— start Exercise materials —

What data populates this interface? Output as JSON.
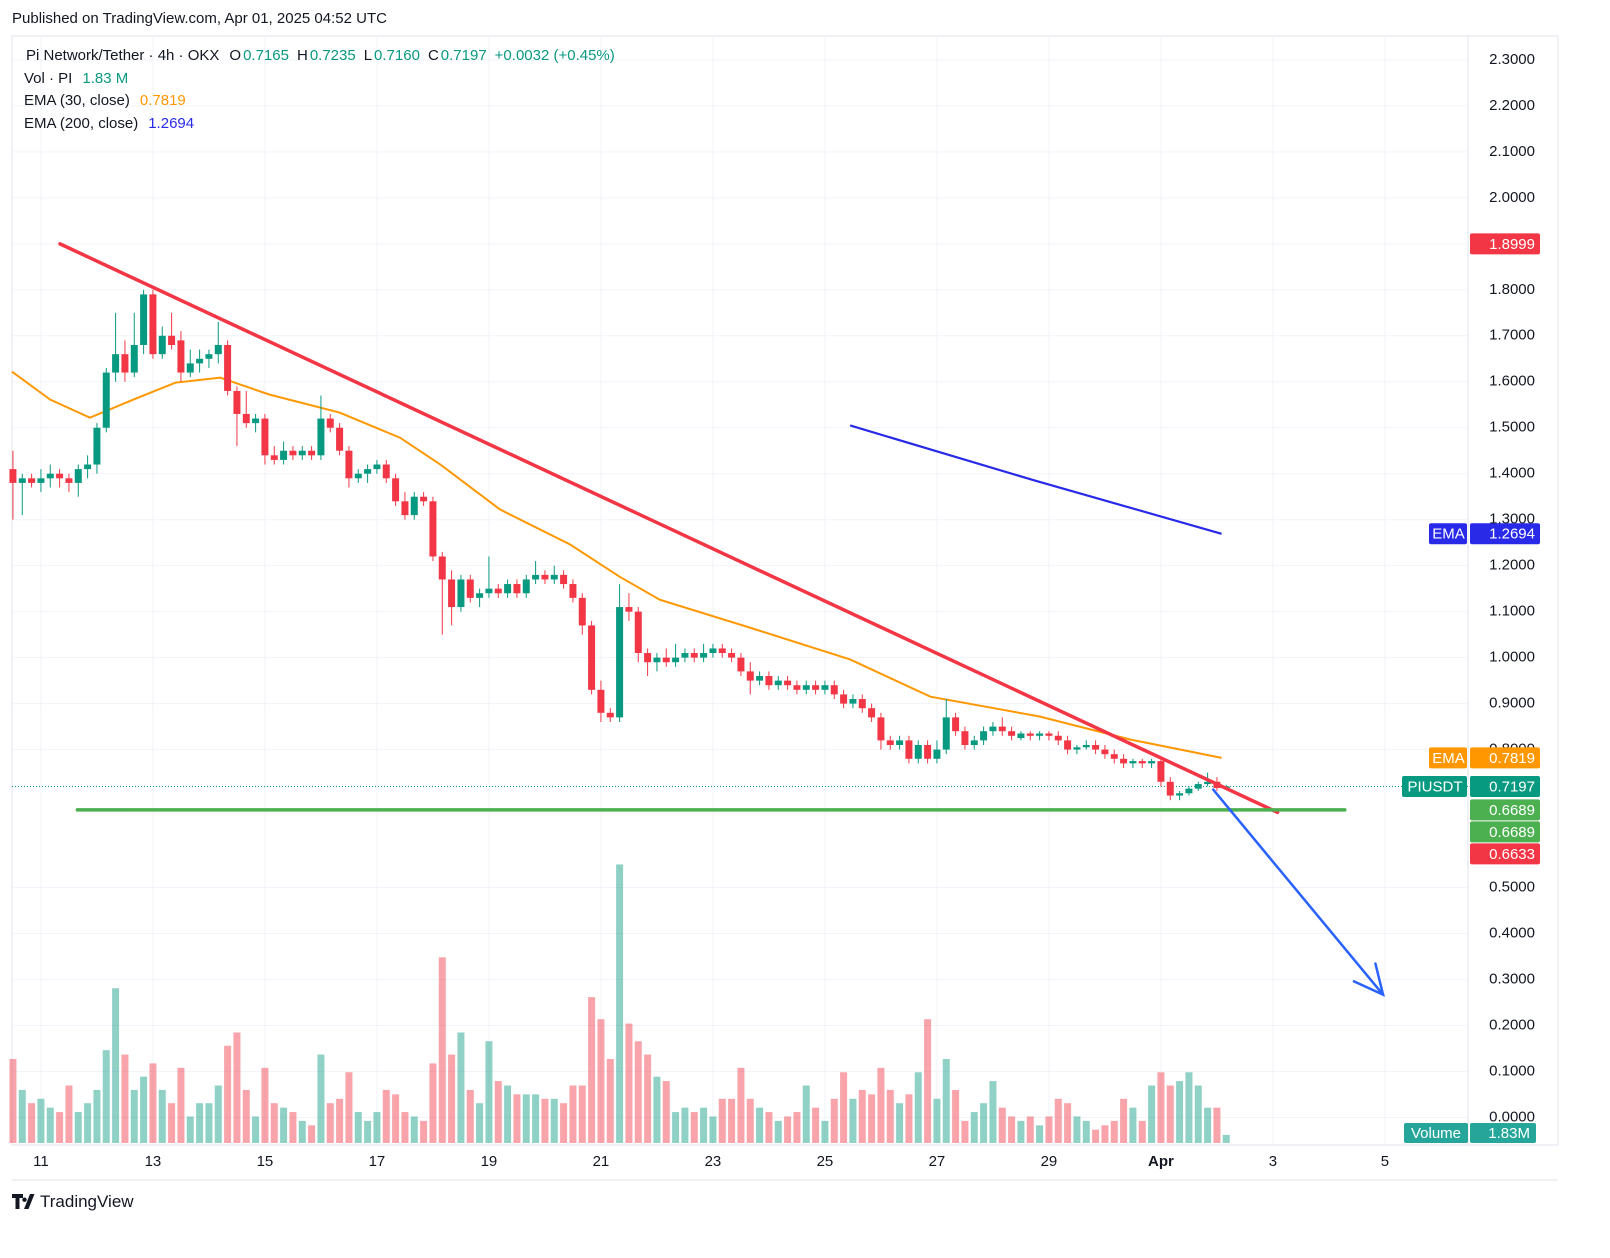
{
  "header": {
    "published": "Published on TradingView.com, Apr 01, 2025 04:52 UTC",
    "brand": "TradingView"
  },
  "chart_data": {
    "type": "candlestick",
    "title": "Pi Network/Tether · 4h · OKX",
    "ohlc": [
      {
        "key": "O",
        "value": "0.7165"
      },
      {
        "key": "H",
        "value": "0.7235"
      },
      {
        "key": "L",
        "value": "0.7160"
      },
      {
        "key": "C",
        "value": "0.7197"
      }
    ],
    "change": "+0.0032 (+0.45%)",
    "studies": [
      {
        "name": "Vol · PI",
        "value": "1.83 M",
        "color": "#089981"
      },
      {
        "name": "EMA (30, close)",
        "value": "0.7819",
        "color": "#ff9800"
      },
      {
        "name": "EMA (200, close)",
        "value": "1.2694",
        "color": "#2929e8"
      }
    ],
    "up_color": "#089981",
    "down_color": "#f23645",
    "candles": [
      [
        1.41,
        1.45,
        1.3,
        1.38
      ],
      [
        1.38,
        1.4,
        1.31,
        1.39
      ],
      [
        1.39,
        1.4,
        1.37,
        1.38
      ],
      [
        1.38,
        1.41,
        1.36,
        1.39
      ],
      [
        1.39,
        1.42,
        1.37,
        1.4
      ],
      [
        1.4,
        1.41,
        1.37,
        1.39
      ],
      [
        1.39,
        1.4,
        1.36,
        1.38
      ],
      [
        1.38,
        1.42,
        1.35,
        1.41
      ],
      [
        1.41,
        1.44,
        1.39,
        1.42
      ],
      [
        1.42,
        1.51,
        1.4,
        1.5
      ],
      [
        1.5,
        1.63,
        1.49,
        1.62
      ],
      [
        1.62,
        1.75,
        1.6,
        1.66
      ],
      [
        1.66,
        1.69,
        1.6,
        1.62
      ],
      [
        1.62,
        1.75,
        1.61,
        1.68
      ],
      [
        1.68,
        1.8,
        1.66,
        1.79
      ],
      [
        1.79,
        1.8,
        1.65,
        1.66
      ],
      [
        1.66,
        1.72,
        1.65,
        1.7
      ],
      [
        1.7,
        1.75,
        1.67,
        1.68
      ],
      [
        1.69,
        1.71,
        1.6,
        1.62
      ],
      [
        1.62,
        1.67,
        1.61,
        1.64
      ],
      [
        1.64,
        1.67,
        1.62,
        1.65
      ],
      [
        1.65,
        1.67,
        1.63,
        1.66
      ],
      [
        1.66,
        1.73,
        1.64,
        1.68
      ],
      [
        1.68,
        1.69,
        1.57,
        1.58
      ],
      [
        1.58,
        1.59,
        1.46,
        1.53
      ],
      [
        1.53,
        1.58,
        1.5,
        1.51
      ],
      [
        1.51,
        1.53,
        1.49,
        1.52
      ],
      [
        1.52,
        1.53,
        1.42,
        1.44
      ],
      [
        1.44,
        1.46,
        1.42,
        1.43
      ],
      [
        1.43,
        1.47,
        1.42,
        1.45
      ],
      [
        1.45,
        1.46,
        1.43,
        1.44
      ],
      [
        1.44,
        1.46,
        1.43,
        1.45
      ],
      [
        1.45,
        1.46,
        1.43,
        1.44
      ],
      [
        1.44,
        1.57,
        1.43,
        1.52
      ],
      [
        1.52,
        1.53,
        1.49,
        1.5
      ],
      [
        1.5,
        1.51,
        1.44,
        1.45
      ],
      [
        1.45,
        1.46,
        1.37,
        1.39
      ],
      [
        1.39,
        1.41,
        1.38,
        1.4
      ],
      [
        1.4,
        1.42,
        1.38,
        1.41
      ],
      [
        1.41,
        1.43,
        1.4,
        1.42
      ],
      [
        1.42,
        1.43,
        1.38,
        1.39
      ],
      [
        1.39,
        1.4,
        1.33,
        1.34
      ],
      [
        1.34,
        1.36,
        1.3,
        1.31
      ],
      [
        1.31,
        1.36,
        1.3,
        1.35
      ],
      [
        1.35,
        1.36,
        1.33,
        1.34
      ],
      [
        1.34,
        1.35,
        1.21,
        1.22
      ],
      [
        1.22,
        1.23,
        1.05,
        1.17
      ],
      [
        1.17,
        1.19,
        1.07,
        1.11
      ],
      [
        1.11,
        1.18,
        1.1,
        1.17
      ],
      [
        1.17,
        1.18,
        1.12,
        1.13
      ],
      [
        1.13,
        1.15,
        1.11,
        1.14
      ],
      [
        1.14,
        1.22,
        1.13,
        1.15
      ],
      [
        1.15,
        1.16,
        1.13,
        1.14
      ],
      [
        1.14,
        1.17,
        1.13,
        1.16
      ],
      [
        1.16,
        1.17,
        1.13,
        1.14
      ],
      [
        1.14,
        1.18,
        1.13,
        1.17
      ],
      [
        1.17,
        1.21,
        1.16,
        1.18
      ],
      [
        1.18,
        1.19,
        1.16,
        1.17
      ],
      [
        1.17,
        1.2,
        1.16,
        1.18
      ],
      [
        1.18,
        1.19,
        1.15,
        1.16
      ],
      [
        1.16,
        1.17,
        1.12,
        1.13
      ],
      [
        1.13,
        1.14,
        1.05,
        1.07
      ],
      [
        1.07,
        1.08,
        0.92,
        0.93
      ],
      [
        0.93,
        0.95,
        0.86,
        0.88
      ],
      [
        0.88,
        0.89,
        0.86,
        0.87
      ],
      [
        0.87,
        1.16,
        0.86,
        1.11
      ],
      [
        1.11,
        1.14,
        1.08,
        1.1
      ],
      [
        1.1,
        1.11,
        0.99,
        1.01
      ],
      [
        1.01,
        1.02,
        0.96,
        0.99
      ],
      [
        0.99,
        1.01,
        0.97,
        1.0
      ],
      [
        1.0,
        1.02,
        0.98,
        0.99
      ],
      [
        0.99,
        1.03,
        0.98,
        1.0
      ],
      [
        1.0,
        1.02,
        0.99,
        1.01
      ],
      [
        1.01,
        1.02,
        0.99,
        1.0
      ],
      [
        1.0,
        1.03,
        0.99,
        1.01
      ],
      [
        1.01,
        1.03,
        1.0,
        1.02
      ],
      [
        1.02,
        1.03,
        1.0,
        1.01
      ],
      [
        1.01,
        1.02,
        0.99,
        1.0
      ],
      [
        1.0,
        1.01,
        0.96,
        0.97
      ],
      [
        0.97,
        0.99,
        0.92,
        0.95
      ],
      [
        0.95,
        0.97,
        0.94,
        0.96
      ],
      [
        0.96,
        0.97,
        0.93,
        0.94
      ],
      [
        0.94,
        0.96,
        0.93,
        0.95
      ],
      [
        0.95,
        0.96,
        0.93,
        0.94
      ],
      [
        0.94,
        0.95,
        0.92,
        0.93
      ],
      [
        0.93,
        0.95,
        0.92,
        0.94
      ],
      [
        0.94,
        0.95,
        0.92,
        0.93
      ],
      [
        0.93,
        0.95,
        0.92,
        0.94
      ],
      [
        0.94,
        0.95,
        0.91,
        0.92
      ],
      [
        0.92,
        0.93,
        0.89,
        0.9
      ],
      [
        0.9,
        0.92,
        0.89,
        0.91
      ],
      [
        0.91,
        0.92,
        0.88,
        0.89
      ],
      [
        0.89,
        0.9,
        0.86,
        0.87
      ],
      [
        0.87,
        0.88,
        0.8,
        0.82
      ],
      [
        0.82,
        0.83,
        0.8,
        0.81
      ],
      [
        0.81,
        0.83,
        0.8,
        0.82
      ],
      [
        0.82,
        0.83,
        0.77,
        0.78
      ],
      [
        0.78,
        0.82,
        0.77,
        0.81
      ],
      [
        0.81,
        0.82,
        0.77,
        0.78
      ],
      [
        0.78,
        0.82,
        0.77,
        0.8
      ],
      [
        0.8,
        0.91,
        0.79,
        0.87
      ],
      [
        0.87,
        0.88,
        0.83,
        0.84
      ],
      [
        0.84,
        0.85,
        0.8,
        0.81
      ],
      [
        0.81,
        0.83,
        0.8,
        0.82
      ],
      [
        0.82,
        0.85,
        0.81,
        0.84
      ],
      [
        0.84,
        0.86,
        0.83,
        0.85
      ],
      [
        0.85,
        0.87,
        0.83,
        0.84
      ],
      [
        0.84,
        0.85,
        0.82,
        0.83
      ],
      [
        0.825,
        0.84,
        0.82,
        0.835
      ],
      [
        0.835,
        0.84,
        0.82,
        0.83
      ],
      [
        0.83,
        0.84,
        0.82,
        0.835
      ],
      [
        0.835,
        0.84,
        0.82,
        0.83
      ],
      [
        0.83,
        0.84,
        0.81,
        0.82
      ],
      [
        0.82,
        0.83,
        0.79,
        0.8
      ],
      [
        0.8,
        0.81,
        0.79,
        0.805
      ],
      [
        0.805,
        0.82,
        0.8,
        0.81
      ],
      [
        0.81,
        0.82,
        0.79,
        0.8
      ],
      [
        0.8,
        0.81,
        0.78,
        0.79
      ],
      [
        0.79,
        0.8,
        0.77,
        0.78
      ],
      [
        0.78,
        0.79,
        0.76,
        0.77
      ],
      [
        0.77,
        0.78,
        0.76,
        0.775
      ],
      [
        0.775,
        0.78,
        0.76,
        0.77
      ],
      [
        0.77,
        0.78,
        0.76,
        0.775
      ],
      [
        0.775,
        0.78,
        0.72,
        0.73
      ],
      [
        0.73,
        0.74,
        0.69,
        0.7
      ],
      [
        0.7,
        0.71,
        0.69,
        0.705
      ],
      [
        0.705,
        0.72,
        0.7,
        0.715
      ],
      [
        0.715,
        0.73,
        0.71,
        0.725
      ],
      [
        0.725,
        0.75,
        0.72,
        0.73
      ],
      [
        0.73,
        0.74,
        0.71,
        0.7165
      ],
      [
        0.7165,
        0.7235,
        0.716,
        0.7197
      ]
    ],
    "volumes": [
      19,
      12,
      9,
      10,
      8,
      7,
      13,
      7,
      9,
      12,
      21,
      35,
      20,
      12,
      15,
      18,
      12,
      9,
      17,
      6,
      9,
      9,
      13,
      22,
      25,
      12,
      6,
      17,
      9,
      8,
      7,
      5,
      4,
      20,
      9,
      10,
      16,
      7,
      5,
      7,
      12,
      11,
      7,
      6,
      5,
      18,
      42,
      20,
      25,
      12,
      9,
      23,
      14,
      13,
      11,
      11,
      11,
      10,
      10,
      9,
      13,
      13,
      33,
      28,
      19,
      63,
      27,
      23,
      20,
      15,
      14,
      7,
      8,
      7,
      8,
      6,
      10,
      10,
      17,
      10,
      8,
      7,
      5,
      6,
      7,
      13,
      8,
      5,
      10,
      16,
      10,
      12,
      11,
      17,
      12,
      9,
      11,
      16,
      28,
      10,
      19,
      12,
      5,
      7,
      9,
      14,
      8,
      6,
      5,
      6,
      4,
      6,
      10,
      9,
      6,
      5,
      3,
      4,
      5,
      10,
      8,
      5,
      13,
      16,
      13,
      14,
      16,
      13,
      8,
      8,
      1.83
    ],
    "vlim": [
      0,
      64
    ],
    "ema30": {
      "color": "#ff9800",
      "x": [
        -0.1,
        4,
        8.25,
        13.6,
        17.4,
        22.2,
        27.5,
        35,
        41.5,
        45.8,
        52.2,
        59.7,
        65,
        69.3,
        79,
        89.7,
        98.3,
        110,
        119.7,
        129.5
      ],
      "values": [
        1.622,
        1.561,
        1.522,
        1.567,
        1.598,
        1.609,
        1.572,
        1.533,
        1.478,
        1.42,
        1.322,
        1.246,
        1.176,
        1.126,
        1.065,
        0.996,
        0.915,
        0.872,
        0.822,
        0.7819
      ]
    },
    "ema200": {
      "color": "#2929e8",
      "x": [
        89.7,
        109.5,
        129.5
      ],
      "values": [
        1.505,
        1.385,
        1.2694
      ]
    },
    "drawings": [
      {
        "color": "#f23645",
        "x": [
          5.04,
          135.5
        ],
        "y": [
          1.8999,
          0.6633
        ]
      },
      {
        "color": "#4caf50",
        "x": [
          6.9,
          142.7
        ],
        "y": [
          0.6689,
          0.6689
        ]
      },
      {
        "color": "#2962ff",
        "x": [
          128.6,
          146.8
        ],
        "y": [
          0.713,
          0.267
        ],
        "arrow": true
      }
    ],
    "xlim": [
      -0.1,
      155.9
    ],
    "xticks": [
      {
        "value": 3,
        "label": "11"
      },
      {
        "value": 15,
        "label": "13"
      },
      {
        "value": 27,
        "label": "15"
      },
      {
        "value": 39,
        "label": "17"
      },
      {
        "value": 51,
        "label": "19"
      },
      {
        "value": 63,
        "label": "21"
      },
      {
        "value": 75,
        "label": "23"
      },
      {
        "value": 87,
        "label": "25"
      },
      {
        "value": 99,
        "label": "27"
      },
      {
        "value": 111,
        "label": "29"
      },
      {
        "value": 123,
        "label": "Apr"
      },
      {
        "value": 135,
        "label": "3"
      },
      {
        "value": 147,
        "label": "5"
      }
    ],
    "ylim": [
      -0.06,
      2.352
    ],
    "yticks": [
      {
        "value": 2.3,
        "label": "2.3000"
      },
      {
        "value": 2.2,
        "label": "2.2000"
      },
      {
        "value": 2.1,
        "label": "2.1000"
      },
      {
        "value": 2.0,
        "label": "2.0000"
      },
      {
        "value": 1.9,
        "label": "1.9000"
      },
      {
        "value": 1.8,
        "label": "1.8000"
      },
      {
        "value": 1.7,
        "label": "1.7000"
      },
      {
        "value": 1.6,
        "label": "1.6000"
      },
      {
        "value": 1.5,
        "label": "1.5000"
      },
      {
        "value": 1.4,
        "label": "1.4000"
      },
      {
        "value": 1.3,
        "label": "1.3000"
      },
      {
        "value": 1.2,
        "label": "1.2000"
      },
      {
        "value": 1.1,
        "label": "1.1000"
      },
      {
        "value": 1.0,
        "label": "1.0000"
      },
      {
        "value": 0.9,
        "label": "0.9000"
      },
      {
        "value": 0.8,
        "label": "0.8000"
      },
      {
        "value": 0.5,
        "label": "0.5000"
      },
      {
        "value": 0.4,
        "label": "0.4000"
      },
      {
        "value": 0.3,
        "label": "0.3000"
      },
      {
        "value": 0.2,
        "label": "0.2000"
      },
      {
        "value": 0.1,
        "label": "0.1000"
      },
      {
        "value": 0,
        "label": "0.0000"
      }
    ],
    "grid": true,
    "last_price": 0.7197,
    "badges": [
      {
        "value": 1.8999,
        "color": "#f23645"
      },
      {
        "tag": "EMA",
        "value": 1.2694,
        "color": "#2929e8"
      },
      {
        "tag": "EMA",
        "value": 0.7819,
        "color": "#ff9800"
      },
      {
        "tag": "PIUSDT",
        "value": 0.7197,
        "color": "#089981"
      },
      {
        "value": 0.6689,
        "color": "#4caf50"
      },
      {
        "value": 0.6689,
        "color": "#4caf50"
      },
      {
        "value": 0.6633,
        "color": "#f23645"
      }
    ],
    "volume_badge": {
      "tag": "Volume",
      "label": "1.83M",
      "color": "#26a69a"
    }
  }
}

— end Exercise materials —

For the listing above, identify each line bearing "TradingView".

Result of this task →
    "published": "Published on TradingView.com, Apr 01, 2025 04:52 UTC",
    "brand": "TradingView"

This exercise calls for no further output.